[START TASK DATA]
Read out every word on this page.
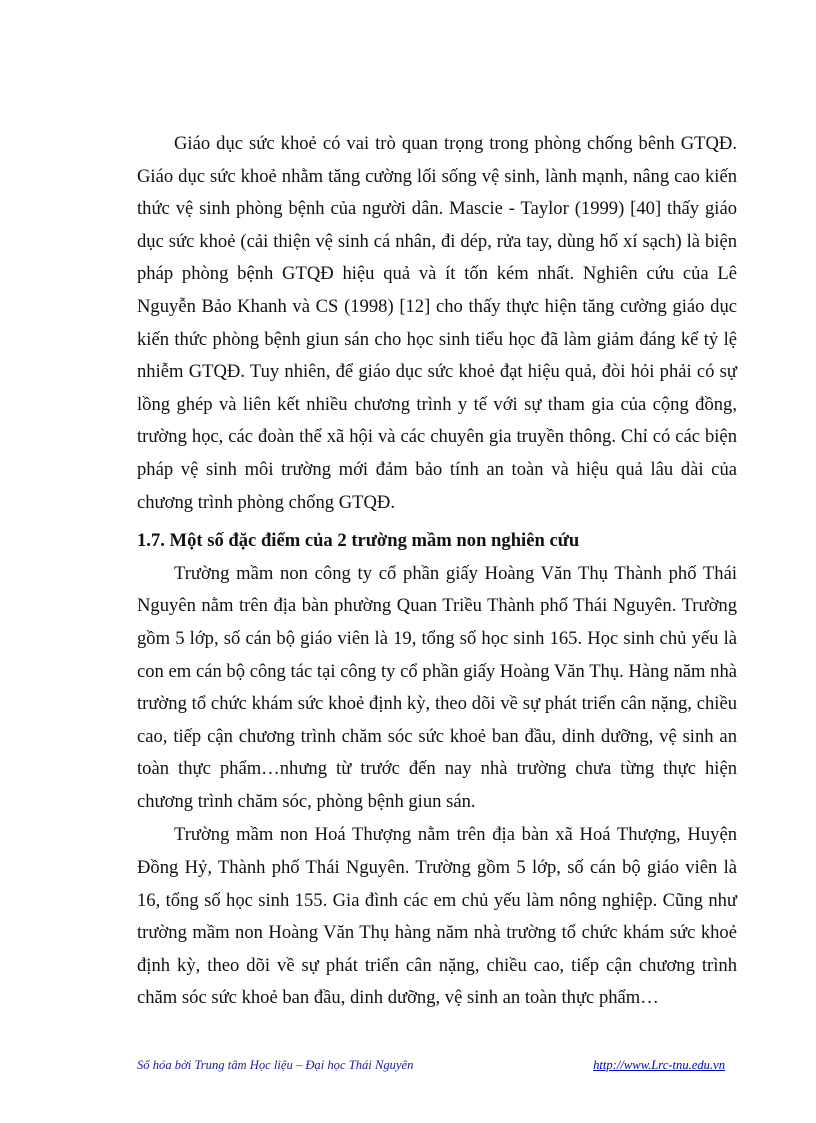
Giáo dục sức khoẻ có vai trò quan trọng trong phòng chống bênh GTQĐ. Giáo dục sức khoẻ nhằm tăng cường lối sống vệ sinh, lành mạnh, nâng cao kiến thức vệ sinh phòng bệnh của người dân. Mascie - Taylor (1999) [40] thấy giáo dục sức khoẻ (cải thiện vệ sinh cá nhân, đi dép, rửa tay, dùng hố xí sạch) là biện pháp phòng bệnh GTQĐ hiệu quả và ít tốn kém nhất. Nghiên cứu của Lê Nguyễn Bảo Khanh và CS (1998) [12] cho thấy thực hiện tăng cường giáo dục kiến thức phòng bệnh giun sán cho học sinh tiểu học đã làm giảm đáng kể tỷ lệ nhiễm GTQĐ. Tuy nhiên, để giáo dục sức khoẻ đạt hiệu quả, đòi hỏi phải có sự lồng ghép và liên kết nhiều chương trình y tế với sự tham gia của cộng đồng, trường học, các đoàn thể xã hội và các chuyên gia truyền thông. Chỉ có các biện pháp vệ sinh môi trường mới đảm bảo tính an toàn và hiệu quả lâu dài của chương trình phòng chống GTQĐ.

1.7. Một số đặc điểm của 2 trường mầm non nghiên cứu

Trường mầm non công ty cổ phần giấy Hoàng Văn Thụ Thành phố Thái Nguyên nằm trên địa bàn phường Quan Triều Thành phố Thái Nguyên. Trường gồm 5 lớp, số cán bộ giáo viên là 19, tổng số học sinh 165. Học sinh chủ yếu là con em cán bộ công tác tại công ty cổ phần giấy Hoàng Văn Thụ. Hàng năm nhà trường tổ chức khám sức khoẻ định kỳ, theo dõi về sự phát triển cân nặng, chiều cao, tiếp cận chương trình chăm sóc sức khoẻ ban đầu, dinh dưỡng, vệ sinh an toàn thực phẩm…nhưng từ trước đến nay nhà trường chưa từng thực hiện chương trình chăm sóc, phòng bệnh giun sán.

Trường mầm non Hoá Thượng nằm trên địa bàn xã Hoá Thượng, Huyện Đồng Hỷ, Thành phố Thái Nguyên. Trường gồm 5 lớp, số cán bộ giáo viên là 16, tổng số học sinh 155. Gia đình các em chủ yếu làm nông nghiệp. Cũng như trường mầm non Hoàng Văn Thụ hàng năm nhà trường tổ chức khám sức khoẻ định kỳ, theo dõi về sự phát triển cân nặng, chiều cao, tiếp cận chương trình chăm sóc sức khoẻ ban đầu, dinh dưỡng, vệ sinh an toàn thực phẩm…

Số hóa bởi Trung tâm Học liệu – Đại học Thái Nguyên	http://www.Lrc-tnu.edu.vn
[END TASK DATA]
*REQUIRED WORK:* Keep only the lines that hold the string "sinh", and copy them out.

*TASK ANSWER:*
Giáo dục sức khoẻ có vai trò quan trọng trong phòng chống bênh GTQĐ. Giáo dục sức khoẻ nhằm tăng cường lối sống vệ sinh, lành mạnh, nâng cao kiến thức vệ sinh phòng bệnh của người dân. Mascie - Taylor (1999) [40] thấy giáo dục sức khoẻ (cải thiện vệ sinh cá nhân, đi dép, rửa tay, dùng hố xí sạch) là biện pháp phòng bệnh GTQĐ hiệu quả và ít tốn kém nhất. Nghiên cứu của Lê Nguyễn Bảo Khanh và CS (1998) [12] cho thấy thực hiện tăng cường giáo dục kiến thức phòng bệnh giun sán cho học sinh tiểu học đã làm giảm đáng kể tỷ lệ nhiễm GTQĐ. Tuy nhiên, để giáo dục sức khoẻ đạt hiệu quả, đòi hỏi phải có sự lồng ghép và liên kết nhiều chương trình y tế với sự tham gia của cộng đồng, trường học, các đoàn thể xã hội và các chuyên gia truyền thông. Chỉ có các biện pháp vệ sinh môi trường mới đảm bảo tính an toàn và hiệu quả lâu dài của chương trình phòng chống GTQĐ.
Trường mầm non công ty cổ phần giấy Hoàng Văn Thụ Thành phố Thái Nguyên nằm trên địa bàn phường Quan Triều Thành phố Thái Nguyên. Trường gồm 5 lớp, số cán bộ giáo viên là 19, tổng số học sinh 165. Học sinh chủ yếu là con em cán bộ công tác tại công ty cổ phần giấy Hoàng Văn Thụ. Hàng năm nhà trường tổ chức khám sức khoẻ định kỳ, theo dõi về sự phát triển cân nặng, chiều cao, tiếp cận chương trình chăm sóc sức khoẻ ban đầu, dinh dưỡng, vệ sinh an toàn thực phẩm…nhưng từ trước đến nay nhà trường chưa từng thực hiện chương trình chăm sóc, phòng bệnh giun sán.
Trường mầm non Hoá Thượng nằm trên địa bàn xã Hoá Thượng, Huyện Đồng Hỷ, Thành phố Thái Nguyên. Trường gồm 5 lớp, số cán bộ giáo viên là 16, tổng số học sinh 155. Gia đình các em chủ yếu làm nông nghiệp. Cũng như trường mầm non Hoàng Văn Thụ hàng năm nhà trường tổ chức khám sức khoẻ định kỳ, theo dõi về sự phát triển cân nặng, chiều cao, tiếp cận chương trình chăm sóc sức khoẻ ban đầu, dinh dưỡng, vệ sinh an toàn thực phẩm…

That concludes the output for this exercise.